┌────────

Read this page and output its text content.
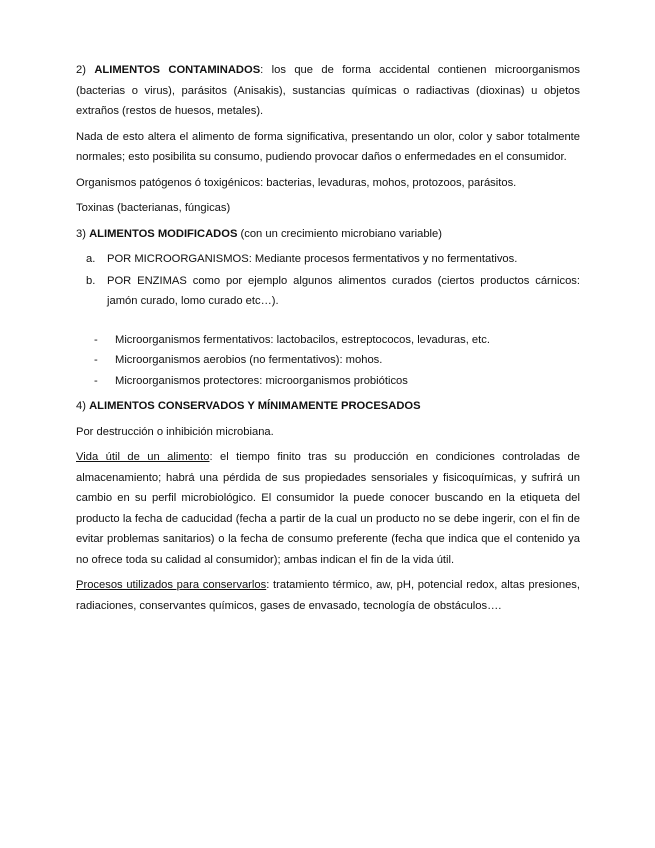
2) ALIMENTOS CONTAMINADOS: los que de forma accidental contienen microorganismos (bacterias o virus), parásitos (Anisakis), sustancias químicas o radiactivas (dioxinas) u objetos extraños (restos de huesos, metales).

Nada de esto altera el alimento de forma significativa, presentando un olor, color y sabor totalmente normales; esto posibilita su consumo, pudiendo provocar daños o enfermedades en el consumidor.

Organismos patógenos ó toxigénicos: bacterias, levaduras, mohos, protozoos, parásitos.

Toxinas (bacterianas, fúngicas)

3) ALIMENTOS MODIFICADOS (con un crecimiento microbiano variable)

a. POR MICROORGANISMOS: Mediante procesos fermentativos y no fermentativos.
b. POR ENZIMAS como por ejemplo algunos alimentos curados (ciertos productos cárnicos: jamón curado, lomo curado etc…).
- Microorganismos fermentativos: lactobacilos, estreptococos, levaduras, etc.
- Microorganismos aerobios (no fermentativos): mohos.
- Microorganismos protectores: microorganismos probióticos

4) ALIMENTOS CONSERVADOS Y MÍNIMAMENTE PROCESADOS

Por destrucción o inhibición microbiana.

Vida útil de un alimento: el tiempo finito tras su producción en condiciones controladas de almacenamiento; habrá una pérdida de sus propiedades sensoriales y fisicoquímicas, y sufrirá un cambio en su perfil microbiológico. El consumidor la puede conocer buscando en la etiqueta del producto la fecha de caducidad (fecha a partir de la cual un producto no se debe ingerir, con el fin de evitar problemas sanitarios) o la fecha de consumo preferente (fecha que indica que el contenido ya no ofrece toda su calidad al consumidor); ambas indican el fin de la vida útil.

Procesos utilizados para conservarlos: tratamiento térmico, aw, pH, potencial redox, altas presiones, radiaciones, conservantes químicos, gases de envasado, tecnología de obstáculos….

└────────

## AIM OF THE EXERCISE
Lines of the listing above that include the string "mohos" should each be copied.

## SOLUTION TO THIS TASK
Organismos patógenos ó toxigénicos: bacterias, levaduras, mohos, protozoos, parásitos.
- Microorganismos aerobios (no fermentativos): mohos.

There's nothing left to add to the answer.